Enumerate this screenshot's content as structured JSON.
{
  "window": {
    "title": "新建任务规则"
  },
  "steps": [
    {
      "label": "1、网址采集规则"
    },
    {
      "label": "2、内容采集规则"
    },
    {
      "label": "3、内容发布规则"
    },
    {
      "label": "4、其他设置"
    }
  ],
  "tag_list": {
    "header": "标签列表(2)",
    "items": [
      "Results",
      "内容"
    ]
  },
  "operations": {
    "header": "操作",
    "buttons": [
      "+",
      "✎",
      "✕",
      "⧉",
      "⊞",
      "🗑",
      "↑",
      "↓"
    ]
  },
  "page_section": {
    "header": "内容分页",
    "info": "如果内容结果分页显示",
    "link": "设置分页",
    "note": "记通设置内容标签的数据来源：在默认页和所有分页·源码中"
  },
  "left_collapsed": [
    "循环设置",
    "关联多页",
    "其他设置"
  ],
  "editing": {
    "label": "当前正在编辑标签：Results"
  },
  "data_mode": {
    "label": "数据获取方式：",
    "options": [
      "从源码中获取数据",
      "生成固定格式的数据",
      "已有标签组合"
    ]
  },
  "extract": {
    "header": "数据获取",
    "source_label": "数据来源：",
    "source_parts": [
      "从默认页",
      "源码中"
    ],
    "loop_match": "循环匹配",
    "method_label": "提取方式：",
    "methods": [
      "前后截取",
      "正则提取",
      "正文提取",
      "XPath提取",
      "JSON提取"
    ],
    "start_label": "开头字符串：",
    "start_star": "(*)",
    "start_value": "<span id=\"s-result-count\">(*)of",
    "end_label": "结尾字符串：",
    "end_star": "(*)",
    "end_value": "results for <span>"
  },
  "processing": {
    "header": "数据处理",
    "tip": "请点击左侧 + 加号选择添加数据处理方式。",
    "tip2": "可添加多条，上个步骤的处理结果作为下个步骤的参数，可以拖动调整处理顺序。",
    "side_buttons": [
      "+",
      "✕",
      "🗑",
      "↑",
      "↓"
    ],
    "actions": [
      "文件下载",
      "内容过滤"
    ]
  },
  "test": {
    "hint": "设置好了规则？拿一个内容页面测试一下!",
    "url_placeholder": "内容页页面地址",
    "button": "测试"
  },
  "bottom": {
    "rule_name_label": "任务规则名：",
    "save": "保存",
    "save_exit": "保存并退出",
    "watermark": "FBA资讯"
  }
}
---
Using the listing above, reproduce each line without omission.

» Response to this task
Enumerate this screenshot's content as structured JSON.
{
  "window": {
    "title": "新建任务规则"
  },
  "steps": [
    {
      "label": "1、网址采集规则"
    },
    {
      "label": "2、内容采集规则"
    },
    {
      "label": "3、内容发布规则"
    },
    {
      "label": "4、其他设置"
    }
  ],
  "tag_list": {
    "header": "标签列表(2)",
    "items": [
      "Results",
      "内容"
    ]
  },
  "operations": {
    "header": "操作",
    "buttons": [
      "+",
      "✎",
      "✕",
      "⧉",
      "⊞",
      "🗑",
      "↑",
      "↓"
    ]
  },
  "page_section": {
    "header": "内容分页",
    "info": "如果内容结果分页显示",
    "link": "设置分页",
    "note": "记通设置内容标签的数据来源：在默认页和所有分页·源码中"
  },
  "left_collapsed": [
    "循环设置",
    "关联多页",
    "其他设置"
  ],
  "editing": {
    "label": "当前正在编辑标签：Results"
  },
  "data_mode": {
    "label": "数据获取方式：",
    "options": [
      "从源码中获取数据",
      "生成固定格式的数据",
      "已有标签组合"
    ]
  },
  "extract": {
    "header": "数据获取",
    "source_label": "数据来源：",
    "source_parts": [
      "从默认页",
      "源码中"
    ],
    "loop_match": "循环匹配",
    "method_label": "提取方式：",
    "methods": [
      "前后截取",
      "正则提取",
      "正文提取",
      "XPath提取",
      "JSON提取"
    ],
    "start_label": "开头字符串：",
    "start_star": "(*)",
    "start_value": "<span id=\"s-result-count\">(*)of",
    "end_label": "结尾字符串：",
    "end_star": "(*)",
    "end_value": "results for <span>"
  },
  "processing": {
    "header": "数据处理",
    "tip": "请点击左侧 + 加号选择添加数据处理方式。",
    "tip2": "可添加多条，上个步骤的处理结果作为下个步骤的参数，可以拖动调整处理顺序。",
    "side_buttons": [
      "+",
      "✕",
      "🗑",
      "↑",
      "↓"
    ],
    "actions": [
      "文件下载",
      "内容过滤"
    ]
  },
  "test": {
    "hint": "设置好了规则？拿一个内容页面测试一下!",
    "url_placeholder": "内容页页面地址",
    "button": "测试"
  },
  "bottom": {
    "rule_name_label": "任务规则名：",
    "save": "保存",
    "save_exit": "保存并退出",
    "watermark": "FBA资讯"
  }
}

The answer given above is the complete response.